(TASK OBJECTIVE)
Select every line containing the word "Multi" from the material, and copy those lines.

*** TASK DATA ***

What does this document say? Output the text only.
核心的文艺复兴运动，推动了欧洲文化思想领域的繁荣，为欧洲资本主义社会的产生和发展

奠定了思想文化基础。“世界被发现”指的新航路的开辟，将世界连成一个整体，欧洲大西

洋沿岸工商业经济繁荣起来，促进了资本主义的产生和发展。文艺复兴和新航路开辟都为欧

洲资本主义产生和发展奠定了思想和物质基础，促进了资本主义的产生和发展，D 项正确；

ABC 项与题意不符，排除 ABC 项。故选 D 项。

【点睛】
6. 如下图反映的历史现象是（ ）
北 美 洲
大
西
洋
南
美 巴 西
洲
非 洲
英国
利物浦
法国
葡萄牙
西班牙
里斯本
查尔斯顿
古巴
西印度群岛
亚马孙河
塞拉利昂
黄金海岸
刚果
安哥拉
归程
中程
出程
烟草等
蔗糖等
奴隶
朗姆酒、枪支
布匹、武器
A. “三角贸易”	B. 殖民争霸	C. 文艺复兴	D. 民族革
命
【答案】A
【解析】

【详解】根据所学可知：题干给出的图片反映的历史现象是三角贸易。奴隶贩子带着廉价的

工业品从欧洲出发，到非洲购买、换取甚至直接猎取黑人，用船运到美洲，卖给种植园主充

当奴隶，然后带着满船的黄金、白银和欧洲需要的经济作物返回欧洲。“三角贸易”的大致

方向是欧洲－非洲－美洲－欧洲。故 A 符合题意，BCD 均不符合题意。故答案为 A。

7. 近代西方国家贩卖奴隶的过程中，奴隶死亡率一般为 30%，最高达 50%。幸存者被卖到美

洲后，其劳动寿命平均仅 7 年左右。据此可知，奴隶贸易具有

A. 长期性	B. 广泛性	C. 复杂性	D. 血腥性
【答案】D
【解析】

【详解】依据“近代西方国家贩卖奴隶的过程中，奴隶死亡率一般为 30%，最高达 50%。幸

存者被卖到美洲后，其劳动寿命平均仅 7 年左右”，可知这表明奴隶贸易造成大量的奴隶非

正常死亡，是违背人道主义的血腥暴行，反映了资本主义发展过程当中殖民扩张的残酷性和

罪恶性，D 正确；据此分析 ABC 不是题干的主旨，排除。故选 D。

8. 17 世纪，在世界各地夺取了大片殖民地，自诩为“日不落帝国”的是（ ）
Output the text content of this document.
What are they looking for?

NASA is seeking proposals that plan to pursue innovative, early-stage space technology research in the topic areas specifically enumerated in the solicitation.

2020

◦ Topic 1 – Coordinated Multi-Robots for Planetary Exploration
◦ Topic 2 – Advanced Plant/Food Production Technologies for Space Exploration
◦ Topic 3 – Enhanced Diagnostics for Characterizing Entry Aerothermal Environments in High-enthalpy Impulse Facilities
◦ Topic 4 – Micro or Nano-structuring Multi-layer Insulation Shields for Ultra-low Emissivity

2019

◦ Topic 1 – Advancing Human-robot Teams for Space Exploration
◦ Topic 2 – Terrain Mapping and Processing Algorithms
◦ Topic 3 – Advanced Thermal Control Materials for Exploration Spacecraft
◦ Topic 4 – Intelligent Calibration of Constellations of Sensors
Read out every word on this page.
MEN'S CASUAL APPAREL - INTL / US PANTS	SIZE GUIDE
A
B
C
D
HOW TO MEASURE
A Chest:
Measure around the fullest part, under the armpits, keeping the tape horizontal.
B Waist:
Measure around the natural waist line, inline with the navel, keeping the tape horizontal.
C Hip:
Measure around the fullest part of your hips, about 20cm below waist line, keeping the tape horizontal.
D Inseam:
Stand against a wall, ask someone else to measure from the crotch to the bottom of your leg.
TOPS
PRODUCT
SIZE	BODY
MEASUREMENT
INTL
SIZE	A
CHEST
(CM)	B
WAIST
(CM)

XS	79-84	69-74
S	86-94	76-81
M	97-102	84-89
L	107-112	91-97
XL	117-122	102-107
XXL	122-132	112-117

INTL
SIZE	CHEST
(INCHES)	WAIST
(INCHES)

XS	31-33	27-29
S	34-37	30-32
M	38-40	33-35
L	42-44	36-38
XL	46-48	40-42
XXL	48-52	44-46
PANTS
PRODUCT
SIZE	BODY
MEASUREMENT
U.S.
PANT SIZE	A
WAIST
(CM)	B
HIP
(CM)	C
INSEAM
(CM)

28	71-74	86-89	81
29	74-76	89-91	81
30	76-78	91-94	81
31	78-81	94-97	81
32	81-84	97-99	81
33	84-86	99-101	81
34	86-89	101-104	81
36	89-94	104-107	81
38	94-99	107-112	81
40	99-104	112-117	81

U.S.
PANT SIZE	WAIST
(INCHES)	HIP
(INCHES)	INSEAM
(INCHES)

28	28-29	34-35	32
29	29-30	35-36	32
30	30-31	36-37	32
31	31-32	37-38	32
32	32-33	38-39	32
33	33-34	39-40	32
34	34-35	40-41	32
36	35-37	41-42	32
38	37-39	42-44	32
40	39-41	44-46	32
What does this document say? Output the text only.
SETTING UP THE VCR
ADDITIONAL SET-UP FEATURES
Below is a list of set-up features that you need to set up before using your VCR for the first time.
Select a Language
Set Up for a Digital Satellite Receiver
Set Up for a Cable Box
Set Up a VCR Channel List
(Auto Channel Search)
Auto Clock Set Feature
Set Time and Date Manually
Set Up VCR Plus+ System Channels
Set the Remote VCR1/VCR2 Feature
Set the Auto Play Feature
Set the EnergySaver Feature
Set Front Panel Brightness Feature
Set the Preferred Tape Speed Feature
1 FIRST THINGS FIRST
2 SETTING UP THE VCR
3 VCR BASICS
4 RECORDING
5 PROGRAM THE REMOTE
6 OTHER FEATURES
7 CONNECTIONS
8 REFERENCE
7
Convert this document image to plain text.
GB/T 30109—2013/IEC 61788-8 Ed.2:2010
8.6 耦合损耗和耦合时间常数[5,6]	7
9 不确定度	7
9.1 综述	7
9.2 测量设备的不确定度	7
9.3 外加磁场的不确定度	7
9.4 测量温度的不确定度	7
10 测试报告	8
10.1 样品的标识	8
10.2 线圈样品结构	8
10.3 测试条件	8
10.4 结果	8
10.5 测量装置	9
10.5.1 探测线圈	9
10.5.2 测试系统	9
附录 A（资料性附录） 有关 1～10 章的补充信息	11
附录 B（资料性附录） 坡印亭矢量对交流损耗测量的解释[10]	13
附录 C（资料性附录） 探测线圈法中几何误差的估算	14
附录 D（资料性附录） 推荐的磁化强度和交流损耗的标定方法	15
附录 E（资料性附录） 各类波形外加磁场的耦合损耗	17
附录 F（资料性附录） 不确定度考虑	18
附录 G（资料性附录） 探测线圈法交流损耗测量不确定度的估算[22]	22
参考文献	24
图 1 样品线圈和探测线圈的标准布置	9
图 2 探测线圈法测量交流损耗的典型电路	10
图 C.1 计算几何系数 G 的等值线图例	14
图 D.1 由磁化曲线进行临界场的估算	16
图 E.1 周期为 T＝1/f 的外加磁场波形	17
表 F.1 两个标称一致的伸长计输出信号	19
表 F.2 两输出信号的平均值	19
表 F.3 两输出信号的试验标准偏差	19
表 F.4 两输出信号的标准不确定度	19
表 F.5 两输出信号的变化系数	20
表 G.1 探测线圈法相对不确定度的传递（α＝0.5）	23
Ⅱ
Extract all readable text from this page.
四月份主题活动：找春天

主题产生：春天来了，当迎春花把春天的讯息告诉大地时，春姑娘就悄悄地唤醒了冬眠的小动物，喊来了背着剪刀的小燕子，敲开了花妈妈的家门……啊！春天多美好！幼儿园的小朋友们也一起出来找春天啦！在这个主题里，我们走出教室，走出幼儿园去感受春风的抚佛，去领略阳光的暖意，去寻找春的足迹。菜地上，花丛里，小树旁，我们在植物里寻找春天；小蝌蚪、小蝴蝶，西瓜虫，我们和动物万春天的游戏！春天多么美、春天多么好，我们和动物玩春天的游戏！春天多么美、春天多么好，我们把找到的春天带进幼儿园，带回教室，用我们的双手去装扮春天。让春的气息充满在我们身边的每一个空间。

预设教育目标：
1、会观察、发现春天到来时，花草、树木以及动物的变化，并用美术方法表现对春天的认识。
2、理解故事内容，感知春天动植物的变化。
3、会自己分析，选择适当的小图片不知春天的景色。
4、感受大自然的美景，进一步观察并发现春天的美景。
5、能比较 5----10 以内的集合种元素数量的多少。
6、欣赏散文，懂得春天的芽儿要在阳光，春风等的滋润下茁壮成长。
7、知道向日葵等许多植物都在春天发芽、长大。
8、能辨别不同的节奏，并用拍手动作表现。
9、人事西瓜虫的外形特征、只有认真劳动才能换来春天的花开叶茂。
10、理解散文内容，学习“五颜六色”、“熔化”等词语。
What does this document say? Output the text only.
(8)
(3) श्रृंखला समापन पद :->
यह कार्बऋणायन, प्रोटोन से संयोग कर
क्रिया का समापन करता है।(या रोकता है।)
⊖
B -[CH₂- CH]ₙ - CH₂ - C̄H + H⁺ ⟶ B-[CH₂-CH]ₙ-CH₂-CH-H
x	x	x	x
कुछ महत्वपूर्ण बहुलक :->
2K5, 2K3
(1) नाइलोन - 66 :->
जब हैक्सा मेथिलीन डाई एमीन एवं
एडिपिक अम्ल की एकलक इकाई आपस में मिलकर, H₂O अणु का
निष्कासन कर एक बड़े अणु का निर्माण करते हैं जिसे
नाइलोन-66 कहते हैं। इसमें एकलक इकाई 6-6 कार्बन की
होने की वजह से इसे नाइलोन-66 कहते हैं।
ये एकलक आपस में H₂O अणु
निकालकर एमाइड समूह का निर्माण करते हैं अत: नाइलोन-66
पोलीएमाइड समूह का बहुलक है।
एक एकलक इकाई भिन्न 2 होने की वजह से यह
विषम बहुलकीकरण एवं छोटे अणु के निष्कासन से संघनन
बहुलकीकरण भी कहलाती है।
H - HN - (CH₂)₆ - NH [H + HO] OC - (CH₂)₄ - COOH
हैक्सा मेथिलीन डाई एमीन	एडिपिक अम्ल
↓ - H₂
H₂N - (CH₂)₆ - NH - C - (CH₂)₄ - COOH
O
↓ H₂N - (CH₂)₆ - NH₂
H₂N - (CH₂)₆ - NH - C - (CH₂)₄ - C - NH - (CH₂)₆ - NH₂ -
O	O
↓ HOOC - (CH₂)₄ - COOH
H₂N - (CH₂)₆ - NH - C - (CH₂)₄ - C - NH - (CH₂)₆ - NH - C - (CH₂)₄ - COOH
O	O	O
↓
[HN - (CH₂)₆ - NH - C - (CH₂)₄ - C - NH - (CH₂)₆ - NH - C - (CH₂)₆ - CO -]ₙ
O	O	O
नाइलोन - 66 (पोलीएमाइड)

***

(RESPONSE)
◦ Topic 1 – Coordinated Multi-Robots for Planetary Exploration
◦ Topic 4 – Micro or Nano-structuring Multi-layer Insulation Shields for Ultra-low Emissivity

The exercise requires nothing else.